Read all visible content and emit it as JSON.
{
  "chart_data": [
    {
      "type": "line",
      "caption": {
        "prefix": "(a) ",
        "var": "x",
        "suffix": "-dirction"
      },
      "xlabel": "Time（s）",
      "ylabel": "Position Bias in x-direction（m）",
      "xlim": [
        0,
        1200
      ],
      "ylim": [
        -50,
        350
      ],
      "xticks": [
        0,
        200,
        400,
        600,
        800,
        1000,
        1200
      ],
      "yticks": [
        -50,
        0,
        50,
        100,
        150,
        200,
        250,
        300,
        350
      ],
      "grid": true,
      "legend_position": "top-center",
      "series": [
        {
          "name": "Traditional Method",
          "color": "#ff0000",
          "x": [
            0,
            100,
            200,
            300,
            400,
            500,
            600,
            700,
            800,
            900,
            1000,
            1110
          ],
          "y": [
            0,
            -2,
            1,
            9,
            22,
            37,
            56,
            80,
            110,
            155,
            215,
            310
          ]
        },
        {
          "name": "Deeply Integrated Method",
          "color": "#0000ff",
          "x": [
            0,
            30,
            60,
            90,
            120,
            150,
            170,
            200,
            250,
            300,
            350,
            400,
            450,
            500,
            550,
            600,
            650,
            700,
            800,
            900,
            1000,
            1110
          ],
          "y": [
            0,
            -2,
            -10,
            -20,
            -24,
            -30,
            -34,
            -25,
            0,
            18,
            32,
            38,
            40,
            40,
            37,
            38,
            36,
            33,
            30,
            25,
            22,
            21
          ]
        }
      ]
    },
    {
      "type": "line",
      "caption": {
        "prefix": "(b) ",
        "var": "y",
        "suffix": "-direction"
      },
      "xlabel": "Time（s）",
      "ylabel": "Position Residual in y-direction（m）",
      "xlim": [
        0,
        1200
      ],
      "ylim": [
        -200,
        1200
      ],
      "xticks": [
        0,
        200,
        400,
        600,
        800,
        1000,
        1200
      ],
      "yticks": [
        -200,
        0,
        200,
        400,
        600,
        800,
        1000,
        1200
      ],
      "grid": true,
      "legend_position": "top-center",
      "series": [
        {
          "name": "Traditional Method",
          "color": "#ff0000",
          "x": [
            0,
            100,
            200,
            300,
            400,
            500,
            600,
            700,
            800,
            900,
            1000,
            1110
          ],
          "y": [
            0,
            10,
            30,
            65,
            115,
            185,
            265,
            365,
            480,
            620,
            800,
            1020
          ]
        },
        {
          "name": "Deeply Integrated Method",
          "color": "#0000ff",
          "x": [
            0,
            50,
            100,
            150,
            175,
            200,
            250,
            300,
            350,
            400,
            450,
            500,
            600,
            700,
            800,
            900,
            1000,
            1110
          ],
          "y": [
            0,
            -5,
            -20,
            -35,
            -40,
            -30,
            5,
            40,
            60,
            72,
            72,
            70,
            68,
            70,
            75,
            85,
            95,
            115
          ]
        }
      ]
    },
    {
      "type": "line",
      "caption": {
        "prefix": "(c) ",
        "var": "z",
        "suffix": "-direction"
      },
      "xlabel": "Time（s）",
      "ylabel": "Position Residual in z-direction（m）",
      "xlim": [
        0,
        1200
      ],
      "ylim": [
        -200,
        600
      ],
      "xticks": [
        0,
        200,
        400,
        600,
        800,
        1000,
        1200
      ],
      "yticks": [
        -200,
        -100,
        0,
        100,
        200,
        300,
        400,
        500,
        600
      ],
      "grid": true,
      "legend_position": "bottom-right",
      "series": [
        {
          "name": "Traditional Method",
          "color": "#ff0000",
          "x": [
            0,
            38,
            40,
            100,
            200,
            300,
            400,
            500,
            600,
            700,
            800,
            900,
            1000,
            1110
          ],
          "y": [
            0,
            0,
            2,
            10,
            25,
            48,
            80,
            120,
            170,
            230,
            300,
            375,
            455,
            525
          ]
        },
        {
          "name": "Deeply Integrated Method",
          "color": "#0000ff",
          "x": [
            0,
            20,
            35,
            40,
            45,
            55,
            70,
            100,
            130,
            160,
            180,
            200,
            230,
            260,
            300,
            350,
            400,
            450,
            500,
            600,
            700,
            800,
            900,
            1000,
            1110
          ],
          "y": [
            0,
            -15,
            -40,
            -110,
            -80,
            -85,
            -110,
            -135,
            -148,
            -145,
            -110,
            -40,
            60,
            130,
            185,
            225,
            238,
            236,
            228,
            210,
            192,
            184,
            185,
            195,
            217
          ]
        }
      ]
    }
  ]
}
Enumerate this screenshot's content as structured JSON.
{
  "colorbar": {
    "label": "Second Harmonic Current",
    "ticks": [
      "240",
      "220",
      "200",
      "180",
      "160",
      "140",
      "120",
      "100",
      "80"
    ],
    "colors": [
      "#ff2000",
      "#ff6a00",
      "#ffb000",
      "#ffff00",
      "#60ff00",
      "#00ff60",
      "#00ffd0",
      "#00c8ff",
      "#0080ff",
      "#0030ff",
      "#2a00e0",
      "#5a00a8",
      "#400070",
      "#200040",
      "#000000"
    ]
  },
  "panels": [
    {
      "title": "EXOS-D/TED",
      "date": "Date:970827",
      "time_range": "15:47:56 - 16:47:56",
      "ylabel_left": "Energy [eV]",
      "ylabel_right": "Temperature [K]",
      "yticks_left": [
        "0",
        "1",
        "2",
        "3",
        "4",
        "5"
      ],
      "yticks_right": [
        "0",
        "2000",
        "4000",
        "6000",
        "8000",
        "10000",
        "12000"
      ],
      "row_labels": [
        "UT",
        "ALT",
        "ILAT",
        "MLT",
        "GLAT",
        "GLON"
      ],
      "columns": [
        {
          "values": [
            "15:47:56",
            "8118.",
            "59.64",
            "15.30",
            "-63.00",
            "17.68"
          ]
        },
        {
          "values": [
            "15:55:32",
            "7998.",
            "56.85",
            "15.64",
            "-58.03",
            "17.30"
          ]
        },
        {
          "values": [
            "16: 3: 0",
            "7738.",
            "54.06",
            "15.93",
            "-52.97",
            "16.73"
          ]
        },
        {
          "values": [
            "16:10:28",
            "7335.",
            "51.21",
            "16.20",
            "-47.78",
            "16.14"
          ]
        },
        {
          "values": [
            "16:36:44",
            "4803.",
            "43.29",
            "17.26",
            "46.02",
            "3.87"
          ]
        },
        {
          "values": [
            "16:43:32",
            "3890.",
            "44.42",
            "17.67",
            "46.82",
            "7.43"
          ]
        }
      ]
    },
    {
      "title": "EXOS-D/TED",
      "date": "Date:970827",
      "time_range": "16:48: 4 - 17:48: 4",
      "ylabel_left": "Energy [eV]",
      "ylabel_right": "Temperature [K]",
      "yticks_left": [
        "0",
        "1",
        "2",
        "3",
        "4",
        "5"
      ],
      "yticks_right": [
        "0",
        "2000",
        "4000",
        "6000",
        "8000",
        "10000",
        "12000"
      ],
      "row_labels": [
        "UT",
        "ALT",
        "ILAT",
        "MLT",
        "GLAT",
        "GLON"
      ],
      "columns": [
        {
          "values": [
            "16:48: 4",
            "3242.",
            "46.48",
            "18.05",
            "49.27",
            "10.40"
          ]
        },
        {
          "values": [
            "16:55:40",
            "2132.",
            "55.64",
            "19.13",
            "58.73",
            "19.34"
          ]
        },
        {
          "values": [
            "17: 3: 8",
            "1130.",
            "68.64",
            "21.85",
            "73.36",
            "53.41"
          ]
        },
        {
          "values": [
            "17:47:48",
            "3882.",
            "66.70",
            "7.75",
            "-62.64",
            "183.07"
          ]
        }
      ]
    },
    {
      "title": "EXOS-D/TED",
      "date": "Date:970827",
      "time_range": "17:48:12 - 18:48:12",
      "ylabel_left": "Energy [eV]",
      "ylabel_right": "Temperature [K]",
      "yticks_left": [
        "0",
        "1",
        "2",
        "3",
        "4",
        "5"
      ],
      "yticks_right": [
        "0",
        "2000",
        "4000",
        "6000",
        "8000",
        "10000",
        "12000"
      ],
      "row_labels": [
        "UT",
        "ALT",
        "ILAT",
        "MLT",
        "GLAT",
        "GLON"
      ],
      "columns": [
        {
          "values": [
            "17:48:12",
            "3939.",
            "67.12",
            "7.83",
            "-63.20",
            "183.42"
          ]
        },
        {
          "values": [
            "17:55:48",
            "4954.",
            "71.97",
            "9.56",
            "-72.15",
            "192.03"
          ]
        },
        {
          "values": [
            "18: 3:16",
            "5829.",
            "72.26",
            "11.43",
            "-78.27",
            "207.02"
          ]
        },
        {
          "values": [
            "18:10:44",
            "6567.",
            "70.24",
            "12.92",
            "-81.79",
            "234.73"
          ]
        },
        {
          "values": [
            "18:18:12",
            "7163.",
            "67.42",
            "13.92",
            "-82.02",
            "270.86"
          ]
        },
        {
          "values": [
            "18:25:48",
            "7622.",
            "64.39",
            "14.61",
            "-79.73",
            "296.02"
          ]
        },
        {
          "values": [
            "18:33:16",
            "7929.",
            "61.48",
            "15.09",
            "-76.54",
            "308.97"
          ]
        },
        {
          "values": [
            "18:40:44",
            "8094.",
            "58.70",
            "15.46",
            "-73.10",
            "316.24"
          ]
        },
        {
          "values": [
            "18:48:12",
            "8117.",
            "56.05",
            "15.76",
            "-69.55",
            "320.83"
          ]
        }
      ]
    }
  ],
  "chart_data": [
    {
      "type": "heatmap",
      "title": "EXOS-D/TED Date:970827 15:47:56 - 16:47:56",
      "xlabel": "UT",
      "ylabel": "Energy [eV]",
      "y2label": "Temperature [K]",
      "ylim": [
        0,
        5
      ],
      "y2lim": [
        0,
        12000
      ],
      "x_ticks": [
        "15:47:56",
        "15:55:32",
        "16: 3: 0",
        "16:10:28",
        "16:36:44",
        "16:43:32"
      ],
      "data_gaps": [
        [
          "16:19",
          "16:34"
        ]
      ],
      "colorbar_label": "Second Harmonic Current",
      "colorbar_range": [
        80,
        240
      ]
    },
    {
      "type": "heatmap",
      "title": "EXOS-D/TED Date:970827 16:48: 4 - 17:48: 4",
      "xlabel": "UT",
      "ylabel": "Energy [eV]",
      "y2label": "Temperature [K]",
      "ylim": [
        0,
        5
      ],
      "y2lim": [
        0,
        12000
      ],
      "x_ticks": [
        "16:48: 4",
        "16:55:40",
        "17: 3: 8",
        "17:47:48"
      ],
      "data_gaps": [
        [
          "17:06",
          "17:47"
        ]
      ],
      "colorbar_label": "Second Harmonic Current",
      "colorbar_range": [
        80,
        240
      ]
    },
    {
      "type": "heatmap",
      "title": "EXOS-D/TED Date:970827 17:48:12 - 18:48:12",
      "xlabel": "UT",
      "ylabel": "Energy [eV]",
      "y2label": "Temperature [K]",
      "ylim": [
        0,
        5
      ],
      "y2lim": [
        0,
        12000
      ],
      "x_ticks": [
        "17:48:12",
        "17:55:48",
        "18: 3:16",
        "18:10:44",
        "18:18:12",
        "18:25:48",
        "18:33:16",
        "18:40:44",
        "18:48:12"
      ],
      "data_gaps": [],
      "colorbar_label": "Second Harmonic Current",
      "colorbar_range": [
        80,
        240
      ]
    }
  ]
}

_Task_:
Pull out every line above that holds the word "JSON".

_Answer to this task_:
Read all visible content and emit it as JSON.
Enumerate this screenshot's content as structured JSON.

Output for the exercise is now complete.